SHORT TASK -> Return the lines where the word "world" occurs.
───
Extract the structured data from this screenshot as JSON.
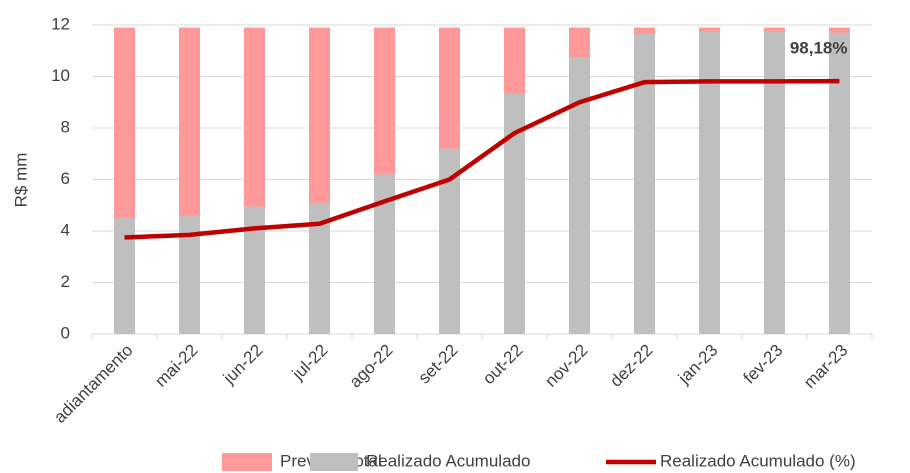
{
  "chart_data": {
    "type": "bar",
    "barmode": "overlay",
    "ylabel": "R$ mm",
    "categories": [
      "adiantamento",
      "mai-22",
      "jun-22",
      "jul-22",
      "ago-22",
      "set-22",
      "out-22",
      "nov-22",
      "dez-22",
      "jan-23",
      "fev-23",
      "mar-23"
    ],
    "ylim": [
      0,
      12
    ],
    "yticks": [
      0,
      2,
      4,
      6,
      8,
      10,
      12
    ],
    "y2lim": [
      0,
      120
    ],
    "grid": true,
    "legend": "bottom",
    "series": [
      {
        "name": "Previsto Total",
        "type": "bar",
        "color": "#ff9999",
        "values": [
          11.9,
          11.9,
          11.9,
          11.9,
          11.9,
          11.9,
          11.9,
          11.9,
          11.9,
          11.9,
          11.9,
          11.9
        ]
      },
      {
        "name": "Realizado Acumulado",
        "type": "bar",
        "color": "#bfbfbf",
        "values": [
          4.5,
          4.6,
          4.95,
          5.1,
          6.2,
          7.2,
          9.35,
          10.75,
          11.65,
          11.75,
          11.75,
          11.7
        ]
      },
      {
        "name": "Realizado Acumulado (%)",
        "type": "line",
        "axis": "y2",
        "color": "#c00000",
        "values": [
          37.5,
          38.5,
          41,
          42.8,
          51.5,
          60,
          78,
          90,
          97.8,
          98.1,
          98.1,
          98.18
        ],
        "value_labels": [
          null,
          null,
          null,
          null,
          null,
          null,
          null,
          null,
          null,
          null,
          null,
          "98,18%"
        ]
      }
    ]
  }
}
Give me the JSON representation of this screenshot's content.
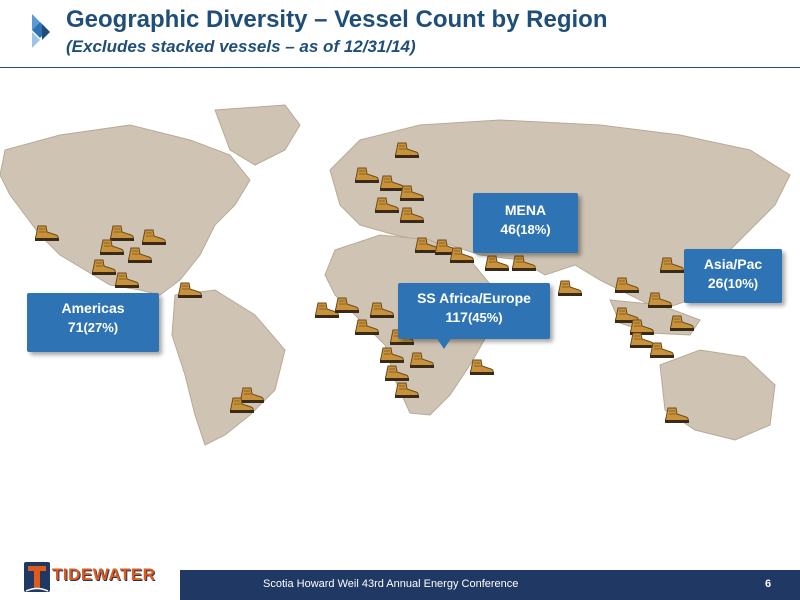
{
  "header": {
    "title": "Geographic Diversity – Vessel Count by Region",
    "subtitle": "(Excludes stacked vessels – as of 12/31/14)"
  },
  "regions": [
    {
      "id": "americas",
      "name": "Americas",
      "count": "71",
      "pct": "(27%)"
    },
    {
      "id": "mena",
      "name": "MENA",
      "count": "46",
      "pct": "(18%)"
    },
    {
      "id": "ss-africa-europe",
      "name": "SS Africa/Europe",
      "count": "117",
      "pct": "(45%)"
    },
    {
      "id": "asia-pac",
      "name": "Asia/Pac",
      "count": "26",
      "pct": "(10%)"
    }
  ],
  "footer": {
    "logo_text": "TIDEWATER",
    "conference": "Scotia Howard Weil 43rd Annual Energy Conference",
    "page": "6"
  },
  "colors": {
    "title_blue": "#1f4e79",
    "callout_blue": "#2e74b5",
    "footer_navy": "#1f3864",
    "logo_orange": "#e05a1a",
    "land": "#cfc4b4",
    "boot": "#c8923a"
  },
  "icons": [
    "diamond-logo-icon",
    "world-map",
    "boot-icon",
    "tidewater-logo"
  ]
}
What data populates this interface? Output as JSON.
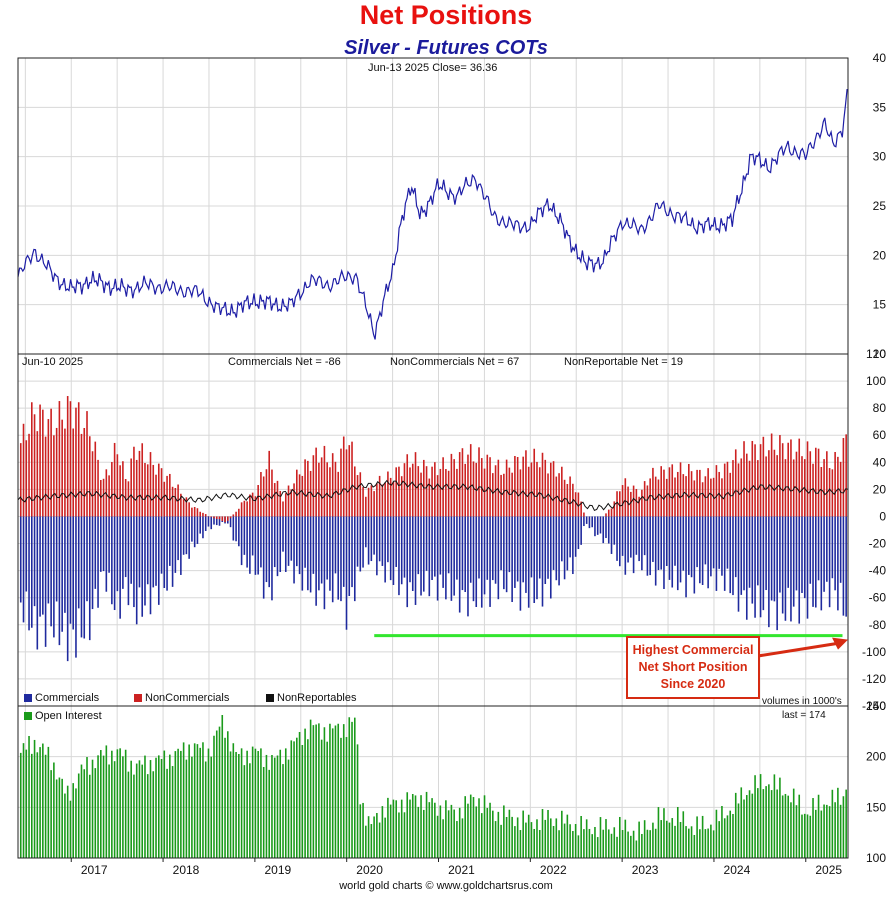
{
  "header": {
    "title": "Net Positions",
    "subtitle": "Silver - Futures COTs"
  },
  "colors": {
    "title": "#e8110f",
    "subtitle": "#1b1b9c",
    "price_line": "#1e1ea6",
    "commercials": "#1f2a9e",
    "noncommercials": "#cc2121",
    "nonreportables": "#111111",
    "open_interest": "#1a9a1a",
    "annotation_line": "#33e62e",
    "callout": "#d62b12"
  },
  "price_panel": {
    "info": "Jun-13  2025   Close= 36.36"
  },
  "positions_panel": {
    "date": "Jun-10  2025",
    "commercials_net": "Commercials Net = -86",
    "noncommercials_net": "NonCommercials Net = 67",
    "nonreportable_net": "NonReportable Net = 19",
    "legend": [
      "Commercials",
      "NonCommercials",
      "NonReportables"
    ],
    "volumes_note": "volumes in 1000's",
    "callout": "Highest Commercial Net Short Position Since 2020",
    "callout_lines": [
      "Highest Commercial",
      "Net Short Position",
      "Since 2020"
    ]
  },
  "oi_panel": {
    "label": "Open Interest",
    "last": "last = 174"
  },
  "footer": "world gold charts © www.goldchartsrus.com",
  "chart_data": [
    {
      "type": "line",
      "panel": "price",
      "series": [
        {
          "x": [
            2016.4,
            2016.6,
            2016.8,
            2017.0,
            2017.2,
            2017.4,
            2017.6,
            2017.8,
            2018.0,
            2018.2,
            2018.4,
            2018.6,
            2018.8,
            2019.0,
            2019.2,
            2019.4,
            2019.6,
            2019.8,
            2020.0,
            2020.1,
            2020.2,
            2020.3,
            2020.4,
            2020.5,
            2020.6,
            2020.7,
            2020.8,
            2021.0,
            2021.2,
            2021.4,
            2021.6,
            2021.8,
            2022.0,
            2022.2,
            2022.4,
            2022.6,
            2022.8,
            2023.0,
            2023.2,
            2023.4,
            2023.6,
            2023.8,
            2024.0,
            2024.2,
            2024.4,
            2024.6,
            2024.8,
            2025.0,
            2025.2,
            2025.3,
            2025.4,
            2025.45
          ],
          "values": [
            17.5,
            20.5,
            18.0,
            16.5,
            17.5,
            17.0,
            16.5,
            17.0,
            16.8,
            16.5,
            16.2,
            14.5,
            14.5,
            15.5,
            15.0,
            15.0,
            17.5,
            17.0,
            17.8,
            18.0,
            15.0,
            12.0,
            15.5,
            18.0,
            24.0,
            27.0,
            24.0,
            27.0,
            26.0,
            28.0,
            24.0,
            23.0,
            23.0,
            25.5,
            22.0,
            19.0,
            19.5,
            23.5,
            22.5,
            25.0,
            24.0,
            23.0,
            23.0,
            23.5,
            30.0,
            29.0,
            31.0,
            30.0,
            33.5,
            31.0,
            33.0,
            36.36
          ]
        }
      ],
      "ylim": [
        10,
        40
      ],
      "yticks": [
        10,
        15,
        20,
        25,
        30,
        35,
        40
      ]
    },
    {
      "type": "bar",
      "panel": "net_positions",
      "x_range": [
        2016.42,
        2025.46
      ],
      "ylim": [
        -140,
        120
      ],
      "yticks": [
        -140,
        -120,
        -100,
        -80,
        -60,
        -40,
        -20,
        0,
        20,
        40,
        60,
        80,
        100,
        120
      ],
      "series": [
        {
          "name": "Commercials",
          "x": [
            2016.4,
            2016.6,
            2016.8,
            2017.0,
            2017.2,
            2017.35,
            2017.5,
            2017.6,
            2017.7,
            2017.9,
            2018.1,
            2018.3,
            2018.5,
            2018.7,
            2018.8,
            2018.9,
            2019.0,
            2019.15,
            2019.3,
            2019.5,
            2019.7,
            2019.9,
            2020.0,
            2020.2,
            2020.35,
            2020.5,
            2020.7,
            2020.9,
            2021.1,
            2021.3,
            2021.5,
            2021.7,
            2021.9,
            2022.1,
            2022.3,
            2022.5,
            2022.6,
            2022.7,
            2022.8,
            2022.9,
            2023.0,
            2023.2,
            2023.3,
            2023.5,
            2023.7,
            2023.9,
            2024.1,
            2024.3,
            2024.5,
            2024.7,
            2024.9,
            2025.1,
            2025.3,
            2025.45
          ],
          "values": [
            -70,
            -100,
            -95,
            -110,
            -95,
            -50,
            -85,
            -60,
            -85,
            -70,
            -55,
            -30,
            -10,
            -5,
            -25,
            -45,
            -45,
            -70,
            -40,
            -55,
            -70,
            -65,
            -85,
            -35,
            -45,
            -55,
            -70,
            -60,
            -65,
            -75,
            -70,
            -60,
            -70,
            -70,
            -55,
            -40,
            -5,
            -15,
            -20,
            -30,
            -45,
            -40,
            -50,
            -55,
            -60,
            -55,
            -55,
            -75,
            -80,
            -85,
            -80,
            -75,
            -65,
            -86
          ]
        },
        {
          "name": "NonCommercials",
          "x": [
            2016.4,
            2016.6,
            2016.8,
            2017.0,
            2017.2,
            2017.35,
            2017.5,
            2017.6,
            2017.7,
            2017.9,
            2018.1,
            2018.3,
            2018.5,
            2018.7,
            2018.8,
            2018.9,
            2019.0,
            2019.15,
            2019.3,
            2019.5,
            2019.7,
            2019.9,
            2020.0,
            2020.2,
            2020.35,
            2020.5,
            2020.7,
            2020.9,
            2021.1,
            2021.3,
            2021.5,
            2021.7,
            2021.9,
            2022.1,
            2022.3,
            2022.5,
            2022.6,
            2022.7,
            2022.8,
            2022.9,
            2023.0,
            2023.2,
            2023.3,
            2023.5,
            2023.7,
            2023.9,
            2024.1,
            2024.3,
            2024.5,
            2024.7,
            2024.9,
            2025.1,
            2025.3,
            2025.45
          ],
          "values": [
            55,
            90,
            80,
            95,
            75,
            30,
            60,
            30,
            60,
            45,
            30,
            10,
            0,
            -5,
            5,
            15,
            20,
            50,
            15,
            40,
            55,
            45,
            70,
            20,
            30,
            35,
            50,
            40,
            45,
            55,
            50,
            40,
            50,
            50,
            40,
            25,
            0,
            0,
            0,
            10,
            30,
            20,
            35,
            40,
            40,
            35,
            40,
            55,
            60,
            62,
            58,
            55,
            45,
            67
          ]
        },
        {
          "name": "NonReportables",
          "x": [
            2016.4,
            2016.8,
            2017.2,
            2017.6,
            2018.0,
            2018.4,
            2018.7,
            2019.0,
            2019.4,
            2019.8,
            2020.1,
            2020.5,
            2020.9,
            2021.3,
            2021.7,
            2022.1,
            2022.5,
            2022.7,
            2022.9,
            2023.3,
            2023.7,
            2024.1,
            2024.5,
            2024.9,
            2025.2,
            2025.45
          ],
          "values": [
            12,
            15,
            17,
            14,
            14,
            12,
            16,
            13,
            18,
            15,
            22,
            25,
            22,
            22,
            18,
            16,
            10,
            6,
            8,
            14,
            16,
            15,
            22,
            20,
            18,
            19
          ]
        }
      ]
    },
    {
      "type": "bar",
      "panel": "open_interest",
      "name": "Open Interest",
      "x": [
        2016.4,
        2016.6,
        2016.8,
        2016.95,
        2017.1,
        2017.3,
        2017.5,
        2017.7,
        2017.9,
        2018.1,
        2018.3,
        2018.5,
        2018.65,
        2018.8,
        2019.0,
        2019.2,
        2019.4,
        2019.6,
        2019.8,
        2020.0,
        2020.1,
        2020.15,
        2020.25,
        2020.4,
        2020.6,
        2020.8,
        2021.0,
        2021.2,
        2021.4,
        2021.6,
        2021.8,
        2022.0,
        2022.2,
        2022.4,
        2022.6,
        2022.8,
        2023.0,
        2023.2,
        2023.4,
        2023.6,
        2023.8,
        2024.0,
        2024.2,
        2024.4,
        2024.6,
        2024.8,
        2025.0,
        2025.2,
        2025.4,
        2025.45
      ],
      "values": [
        200,
        215,
        195,
        160,
        185,
        200,
        205,
        190,
        195,
        200,
        210,
        205,
        235,
        200,
        205,
        195,
        210,
        230,
        225,
        230,
        235,
        160,
        130,
        150,
        155,
        160,
        150,
        145,
        160,
        145,
        140,
        135,
        140,
        135,
        130,
        130,
        130,
        125,
        140,
        140,
        130,
        135,
        150,
        170,
        175,
        165,
        145,
        155,
        160,
        174
      ],
      "ylim": [
        100,
        250
      ],
      "yticks": [
        100,
        150,
        200,
        250
      ],
      "xticks": [
        "2017",
        "2018",
        "2019",
        "2020",
        "2021",
        "2022",
        "2023",
        "2024",
        "2025"
      ]
    }
  ]
}
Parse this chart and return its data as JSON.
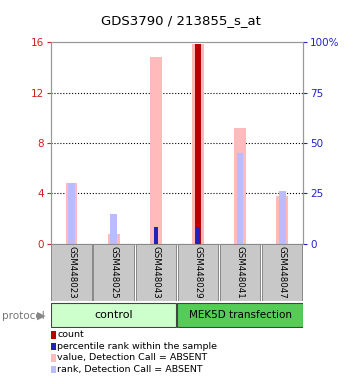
───
FINAL RESULT ->
    "world-map",
  "footer": "world gold charts © www.goldchartsrus.com",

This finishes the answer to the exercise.